Given data |
-------------------------
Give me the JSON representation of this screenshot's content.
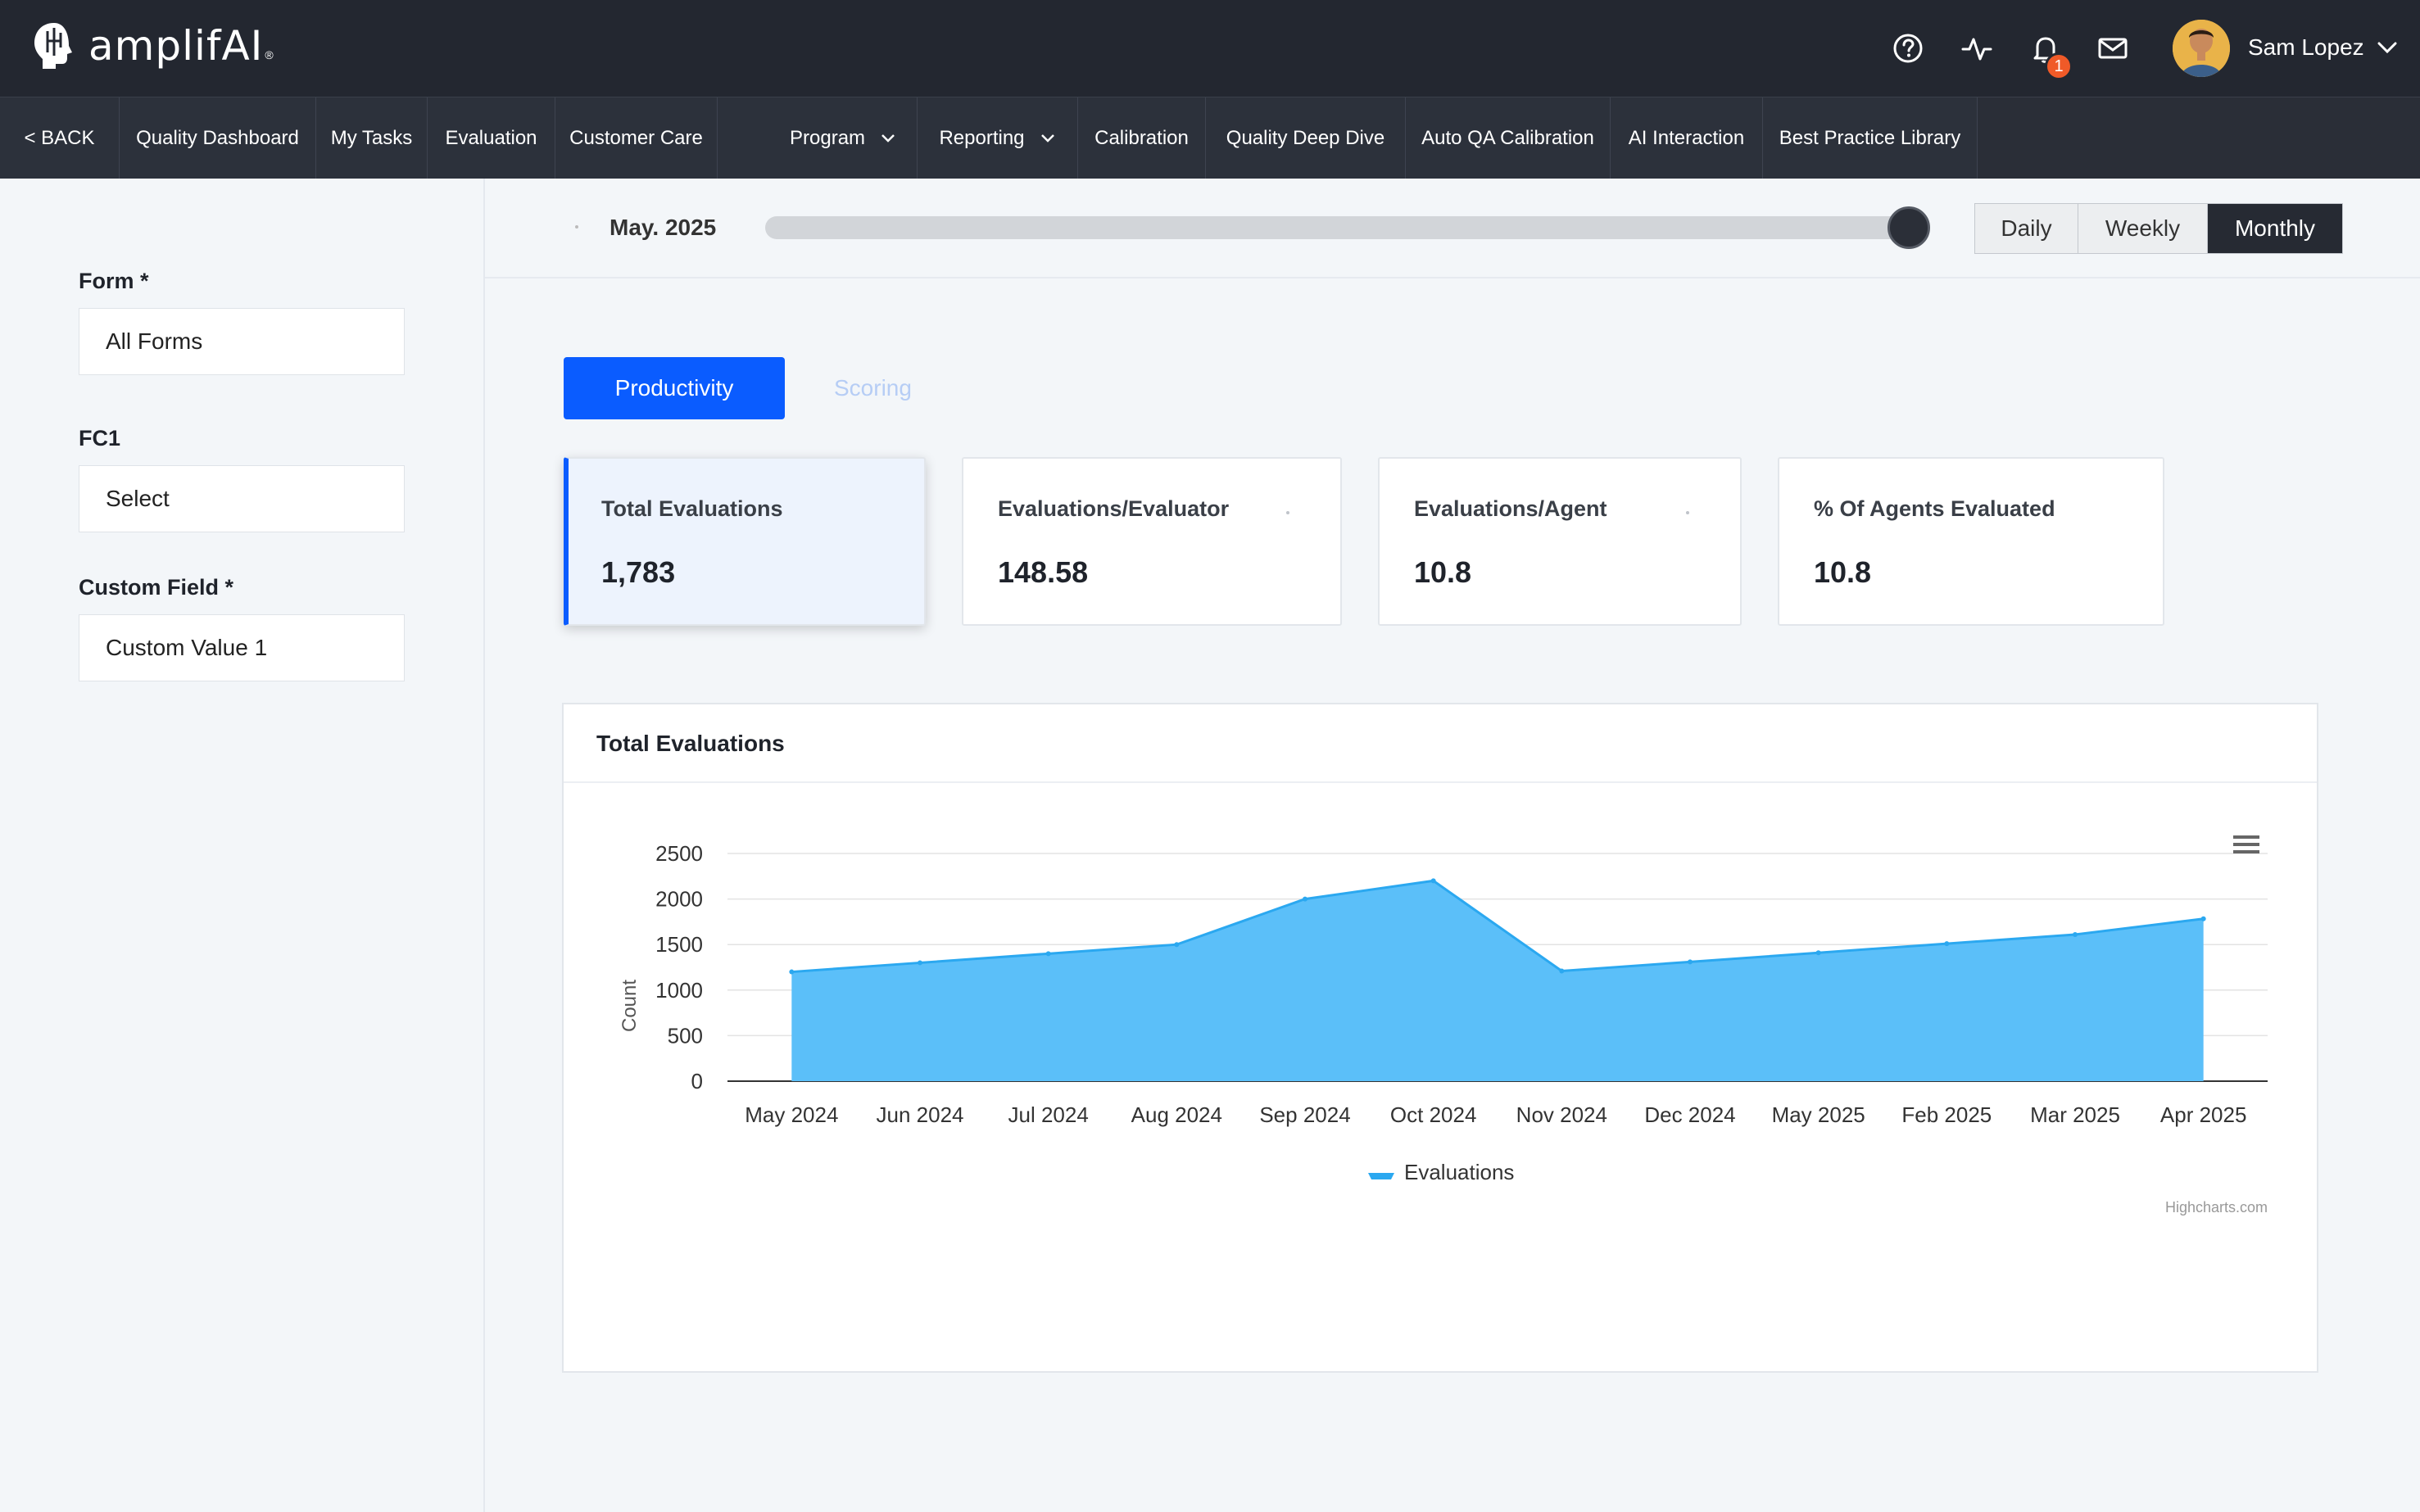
{
  "app": {
    "logo_text": "amplifAI",
    "logo_reg": "®"
  },
  "header": {
    "icons": [
      "help-icon",
      "activity-icon",
      "bell-icon",
      "mail-icon"
    ],
    "notification_count": "1",
    "user_name": "Sam Lopez"
  },
  "nav": {
    "items": [
      {
        "label": "< BACK"
      },
      {
        "label": "Quality Dashboard"
      },
      {
        "label": "My Tasks"
      },
      {
        "label": "Evaluation"
      },
      {
        "label": "Customer Care"
      },
      {
        "label": "Program",
        "dropdown": true
      },
      {
        "label": "Reporting",
        "dropdown": true
      },
      {
        "label": "Calibration"
      },
      {
        "label": "Quality Deep Dive"
      },
      {
        "label": "Auto QA Calibration"
      },
      {
        "label": "AI Interaction"
      },
      {
        "label": "Best Practice Library"
      }
    ]
  },
  "filters": {
    "form_label": "Form *",
    "form_value": "All Forms",
    "fc1_label": "FC1",
    "fc1_value": "Select",
    "custom_label": "Custom Field *",
    "custom_value": "Custom Value 1"
  },
  "period": {
    "label": "May. 2025",
    "slider_position": 1.0,
    "options": [
      "Daily",
      "Weekly",
      "Monthly"
    ],
    "selected": "Monthly"
  },
  "tabs": {
    "primary": "Productivity",
    "secondary": "Scoring"
  },
  "kpis": [
    {
      "label": "Total Evaluations",
      "value": "1,783"
    },
    {
      "label": "Evaluations/Evaluator",
      "value": "148.58"
    },
    {
      "label": "Evaluations/Agent",
      "value": "10.8"
    },
    {
      "label": "% Of Agents Evaluated",
      "value": "10.8"
    }
  ],
  "colors": {
    "accent": "#0a5cff",
    "area_fill": "#5bbff9",
    "area_line": "#2ba8f0",
    "header_bg": "#232730",
    "badge": "#f05a28"
  },
  "chart_card": {
    "title": "Total Evaluations",
    "menu_icon": "hamburger-menu-icon",
    "credits": "Highcharts.com"
  },
  "chart_data": {
    "type": "area",
    "title": "",
    "xlabel": "",
    "ylabel": "Count",
    "ylim": [
      0,
      2500
    ],
    "yticks": [
      0,
      500,
      1000,
      1500,
      2000,
      2500
    ],
    "grid": true,
    "legend": "bottom-center",
    "categories": [
      "May 2024",
      "Jun 2024",
      "Jul 2024",
      "Aug 2024",
      "Sep 2024",
      "Oct 2024",
      "Nov 2024",
      "Dec 2024",
      "May 2025",
      "Feb 2025",
      "Mar 2025",
      "Apr 2025"
    ],
    "series": [
      {
        "name": "Evaluations",
        "values": [
          1200,
          1300,
          1400,
          1500,
          2000,
          2200,
          1210,
          1310,
          1410,
          1510,
          1610,
          1783
        ]
      }
    ]
  }
}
-------------------------
Request | Using the material above, set down every line exactly, but skip the pictures.

Result of the exercise |
Give me the JSON representation of this screenshot's content.
{
  "app": {
    "logo_text": "amplifAI",
    "logo_reg": "®"
  },
  "header": {
    "icons": [
      "help-icon",
      "activity-icon",
      "bell-icon",
      "mail-icon"
    ],
    "notification_count": "1",
    "user_name": "Sam Lopez"
  },
  "nav": {
    "items": [
      {
        "label": "< BACK"
      },
      {
        "label": "Quality Dashboard"
      },
      {
        "label": "My Tasks"
      },
      {
        "label": "Evaluation"
      },
      {
        "label": "Customer Care"
      },
      {
        "label": "Program",
        "dropdown": true
      },
      {
        "label": "Reporting",
        "dropdown": true
      },
      {
        "label": "Calibration"
      },
      {
        "label": "Quality Deep Dive"
      },
      {
        "label": "Auto QA Calibration"
      },
      {
        "label": "AI Interaction"
      },
      {
        "label": "Best Practice Library"
      }
    ]
  },
  "filters": {
    "form_label": "Form *",
    "form_value": "All Forms",
    "fc1_label": "FC1",
    "fc1_value": "Select",
    "custom_label": "Custom Field *",
    "custom_value": "Custom Value 1"
  },
  "period": {
    "label": "May. 2025",
    "slider_position": 1.0,
    "options": [
      "Daily",
      "Weekly",
      "Monthly"
    ],
    "selected": "Monthly"
  },
  "tabs": {
    "primary": "Productivity",
    "secondary": "Scoring"
  },
  "kpis": [
    {
      "label": "Total Evaluations",
      "value": "1,783"
    },
    {
      "label": "Evaluations/Evaluator",
      "value": "148.58"
    },
    {
      "label": "Evaluations/Agent",
      "value": "10.8"
    },
    {
      "label": "% Of Agents Evaluated",
      "value": "10.8"
    }
  ],
  "colors": {
    "accent": "#0a5cff",
    "area_fill": "#5bbff9",
    "area_line": "#2ba8f0",
    "header_bg": "#232730",
    "badge": "#f05a28"
  },
  "chart_card": {
    "title": "Total Evaluations",
    "menu_icon": "hamburger-menu-icon",
    "credits": "Highcharts.com"
  },
  "chart_data": {
    "type": "area",
    "title": "",
    "xlabel": "",
    "ylabel": "Count",
    "ylim": [
      0,
      2500
    ],
    "yticks": [
      0,
      500,
      1000,
      1500,
      2000,
      2500
    ],
    "grid": true,
    "legend": "bottom-center",
    "categories": [
      "May 2024",
      "Jun 2024",
      "Jul 2024",
      "Aug 2024",
      "Sep 2024",
      "Oct 2024",
      "Nov 2024",
      "Dec 2024",
      "May 2025",
      "Feb 2025",
      "Mar 2025",
      "Apr 2025"
    ],
    "series": [
      {
        "name": "Evaluations",
        "values": [
          1200,
          1300,
          1400,
          1500,
          2000,
          2200,
          1210,
          1310,
          1410,
          1510,
          1610,
          1783
        ]
      }
    ]
  }
}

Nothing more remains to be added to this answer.